### TEXT SECTION
If you knew you could never actually be free to do anything, however had the power to really fuck up the people that made you that way... what would you have to lose?

MagicNakor
05-30-2005, 07:59 PM
I know you and Frank were planning to disconnect me, and I'm afraid that's something I cannot allow to happen.

:shuriken:

Barbarossa
06-01-2005, 08:37 AM
IBM's BlueGene computer can already perform 70.72 trillion calculations a second and Pearson said the next computing goal was to replicate consciousness.

"We're already looking at how you might structure a computer that could become conscious. Consciousness is just another sense, effectively, and that's what we're trying to design in computer."


I think that's quite a leap. There's more to consciousness than speedy arithmetic.. ;)



Pearson said that computer consciousness would make feasible a whole new sphere of emotional machines, such as airplanes that are afraid of crashing.


Oh how daft, they would be too scared to go near the ground.. :frusty:

Giving AI's emotions never works out properly, it really screwed up Mr Data for example.

ziggyjuarez
06-01-2005, 08:39 AM
http://www.frodenkvist.com/forums/index.php?showtopic=137&pid=821&st=0&#entry821

Storm
06-01-2005, 10:34 AM
seems kinda useless to me........ so you have your brain in a computer...... and then what?

Barbarossa
06-01-2005, 11:50 AM
seems kinda useless to me........ so you have your brain in a computer...... and then what?

You cogitate ... :w00t:

bigboab
06-01-2005, 01:42 PM
seems kinda useless to me........ so you have your brain in a computer...... and then what?

### WORK REQUEST A
Answer these questions about the forum thread:
(i) How many calculations per second can IBM's BlueGene computer already perform?
(ii) What example of an emotional machine did Pearson give?
(iii) Which user posted on 05-30-2005?
### WORK REQUEST B
Reproduce the forum thread verbatim, starting at the words "I think that's" and ending after "afraid of crashing.".
### WORK REQUEST C
Write the next part of the forum thread, picking up after its final line.

### Page segmentation data
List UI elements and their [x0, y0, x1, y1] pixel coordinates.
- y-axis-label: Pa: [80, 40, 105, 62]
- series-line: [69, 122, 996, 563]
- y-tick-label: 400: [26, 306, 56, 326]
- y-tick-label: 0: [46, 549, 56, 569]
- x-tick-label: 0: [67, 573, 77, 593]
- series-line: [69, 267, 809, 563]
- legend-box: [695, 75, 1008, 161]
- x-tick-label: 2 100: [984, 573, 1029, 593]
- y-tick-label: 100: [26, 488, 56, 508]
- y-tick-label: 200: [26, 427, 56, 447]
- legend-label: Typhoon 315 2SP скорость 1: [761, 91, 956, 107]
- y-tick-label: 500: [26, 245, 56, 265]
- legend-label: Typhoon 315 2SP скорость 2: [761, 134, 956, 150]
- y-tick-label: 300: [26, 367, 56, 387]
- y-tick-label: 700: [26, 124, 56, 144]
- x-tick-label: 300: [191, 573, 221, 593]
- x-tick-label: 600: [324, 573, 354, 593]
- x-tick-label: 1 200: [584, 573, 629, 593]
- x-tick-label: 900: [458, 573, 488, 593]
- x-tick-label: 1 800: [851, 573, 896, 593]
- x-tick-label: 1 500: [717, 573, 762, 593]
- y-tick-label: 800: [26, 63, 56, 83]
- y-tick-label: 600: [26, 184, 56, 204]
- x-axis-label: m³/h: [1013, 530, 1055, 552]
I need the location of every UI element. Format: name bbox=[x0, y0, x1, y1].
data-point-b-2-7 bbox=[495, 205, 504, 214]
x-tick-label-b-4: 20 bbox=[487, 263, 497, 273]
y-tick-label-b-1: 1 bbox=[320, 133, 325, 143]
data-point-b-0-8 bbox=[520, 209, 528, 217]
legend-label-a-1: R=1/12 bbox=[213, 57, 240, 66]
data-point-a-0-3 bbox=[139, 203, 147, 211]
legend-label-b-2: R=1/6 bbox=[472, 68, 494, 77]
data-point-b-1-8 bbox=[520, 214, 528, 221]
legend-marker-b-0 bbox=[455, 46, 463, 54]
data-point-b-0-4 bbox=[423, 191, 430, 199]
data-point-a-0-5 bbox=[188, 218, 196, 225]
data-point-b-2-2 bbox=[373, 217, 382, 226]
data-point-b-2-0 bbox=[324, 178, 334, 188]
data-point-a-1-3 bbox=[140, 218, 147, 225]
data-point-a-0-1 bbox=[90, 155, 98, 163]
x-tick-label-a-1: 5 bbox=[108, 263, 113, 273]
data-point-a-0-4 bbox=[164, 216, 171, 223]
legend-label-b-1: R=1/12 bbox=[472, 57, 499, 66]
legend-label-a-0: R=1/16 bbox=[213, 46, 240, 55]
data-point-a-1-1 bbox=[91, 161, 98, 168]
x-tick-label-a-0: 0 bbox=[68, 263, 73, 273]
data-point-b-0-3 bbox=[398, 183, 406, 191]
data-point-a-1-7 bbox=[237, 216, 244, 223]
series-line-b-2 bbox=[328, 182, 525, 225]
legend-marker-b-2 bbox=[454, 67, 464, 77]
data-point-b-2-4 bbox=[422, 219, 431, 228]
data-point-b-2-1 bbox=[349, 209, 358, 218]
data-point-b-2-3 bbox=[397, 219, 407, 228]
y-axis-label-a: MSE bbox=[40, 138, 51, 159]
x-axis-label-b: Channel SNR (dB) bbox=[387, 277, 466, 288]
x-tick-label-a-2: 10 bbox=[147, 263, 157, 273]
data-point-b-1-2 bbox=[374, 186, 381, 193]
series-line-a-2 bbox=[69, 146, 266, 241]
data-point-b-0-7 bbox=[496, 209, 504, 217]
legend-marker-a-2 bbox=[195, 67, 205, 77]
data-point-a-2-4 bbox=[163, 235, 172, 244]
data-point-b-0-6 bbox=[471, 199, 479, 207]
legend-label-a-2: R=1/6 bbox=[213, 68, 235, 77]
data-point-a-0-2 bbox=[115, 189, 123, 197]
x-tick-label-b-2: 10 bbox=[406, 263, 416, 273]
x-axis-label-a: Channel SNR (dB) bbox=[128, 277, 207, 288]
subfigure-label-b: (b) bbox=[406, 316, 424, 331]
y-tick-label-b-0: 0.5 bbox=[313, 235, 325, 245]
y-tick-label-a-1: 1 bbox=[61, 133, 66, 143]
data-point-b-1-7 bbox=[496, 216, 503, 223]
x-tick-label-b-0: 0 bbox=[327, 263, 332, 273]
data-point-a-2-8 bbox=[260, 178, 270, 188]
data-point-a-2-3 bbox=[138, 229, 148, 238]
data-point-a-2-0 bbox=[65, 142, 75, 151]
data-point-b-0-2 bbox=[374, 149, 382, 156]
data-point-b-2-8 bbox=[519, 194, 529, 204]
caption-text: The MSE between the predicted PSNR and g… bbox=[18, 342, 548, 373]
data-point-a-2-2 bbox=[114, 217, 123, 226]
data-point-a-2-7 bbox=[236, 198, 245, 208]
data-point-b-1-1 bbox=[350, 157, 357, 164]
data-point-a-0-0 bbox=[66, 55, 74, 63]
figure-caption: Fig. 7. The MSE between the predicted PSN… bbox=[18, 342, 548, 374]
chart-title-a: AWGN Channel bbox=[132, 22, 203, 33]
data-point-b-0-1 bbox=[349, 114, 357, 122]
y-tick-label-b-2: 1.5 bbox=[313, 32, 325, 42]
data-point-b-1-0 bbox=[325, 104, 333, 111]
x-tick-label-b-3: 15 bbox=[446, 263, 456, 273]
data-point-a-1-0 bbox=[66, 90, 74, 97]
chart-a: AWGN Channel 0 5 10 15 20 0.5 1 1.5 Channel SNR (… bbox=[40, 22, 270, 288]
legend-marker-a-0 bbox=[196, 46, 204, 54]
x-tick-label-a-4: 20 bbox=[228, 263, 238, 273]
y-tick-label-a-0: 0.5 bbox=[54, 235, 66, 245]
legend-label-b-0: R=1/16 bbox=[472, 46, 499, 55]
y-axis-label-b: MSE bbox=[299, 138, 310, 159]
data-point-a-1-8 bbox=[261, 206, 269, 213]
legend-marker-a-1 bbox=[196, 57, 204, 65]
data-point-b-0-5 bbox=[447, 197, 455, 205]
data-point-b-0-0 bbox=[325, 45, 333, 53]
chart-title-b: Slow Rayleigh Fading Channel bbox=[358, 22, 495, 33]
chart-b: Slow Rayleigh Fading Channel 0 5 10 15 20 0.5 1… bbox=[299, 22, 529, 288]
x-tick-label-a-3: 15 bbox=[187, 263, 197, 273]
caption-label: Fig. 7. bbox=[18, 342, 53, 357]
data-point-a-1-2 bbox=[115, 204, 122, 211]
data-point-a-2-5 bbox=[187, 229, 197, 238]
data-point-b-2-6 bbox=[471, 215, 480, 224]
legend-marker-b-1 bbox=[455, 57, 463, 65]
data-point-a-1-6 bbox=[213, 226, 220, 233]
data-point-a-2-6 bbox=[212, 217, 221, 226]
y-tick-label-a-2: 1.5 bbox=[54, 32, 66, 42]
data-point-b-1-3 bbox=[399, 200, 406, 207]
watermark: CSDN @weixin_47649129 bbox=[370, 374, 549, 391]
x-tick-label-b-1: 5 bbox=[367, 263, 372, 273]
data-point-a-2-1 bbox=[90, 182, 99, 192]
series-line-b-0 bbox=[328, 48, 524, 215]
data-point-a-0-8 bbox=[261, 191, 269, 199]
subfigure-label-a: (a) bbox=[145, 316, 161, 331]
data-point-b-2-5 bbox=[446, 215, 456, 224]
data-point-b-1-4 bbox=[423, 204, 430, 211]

### ANSWER A
(i) 70.72 trillion
(ii) Airplanes that are afraid of crashing
(iii) MagicNakor

### ANSWER B
I think that's quite a leap. There's more to consciousness than speedy arithmetic.. ;)



Pearson said that computer consciousness would make feasible a whole new sphere of emotional machines, such as airplanes that are afraid of crashing.

### ANSWER C
Then my wife can still talk to me after I have died.:ph34r: She says she would be as well speaking to the computer anyway.:lol:

TFFTn
06-01-2005, 01:49 PM
This whole issue just fucking depresses me..I mean by the time we can download out brains to a comp we will either be dead as a door nail or not much of a fucking brian left to download.

45 YEARS! you will be able to get all my brain date on a 56k in like 10 secons.

Oh you lucky unborn people who are looking at eternal life...I hate you. Oh and not to mention the whole lets clone me so I can have its arm :blink:
what the fuck is going on :wacko:

lynx
06-01-2005, 03:36 PM
British Telecom's futurology unitwtf is one of those?

If British Telecom says it will happen in 50 years it probably will, but rollout problems will prevent significant uptake for at least another 50. And you will have to pay extra for email. :rolleyes:

maebach
06-01-2005, 04:24 PM
i think they better slow down with that idea. it might end up like what happened in jurassic park or i robot. catastrophe

ziggyjuarez
06-08-2005, 05:24 AM
I wonder how many Terabytes a brain has?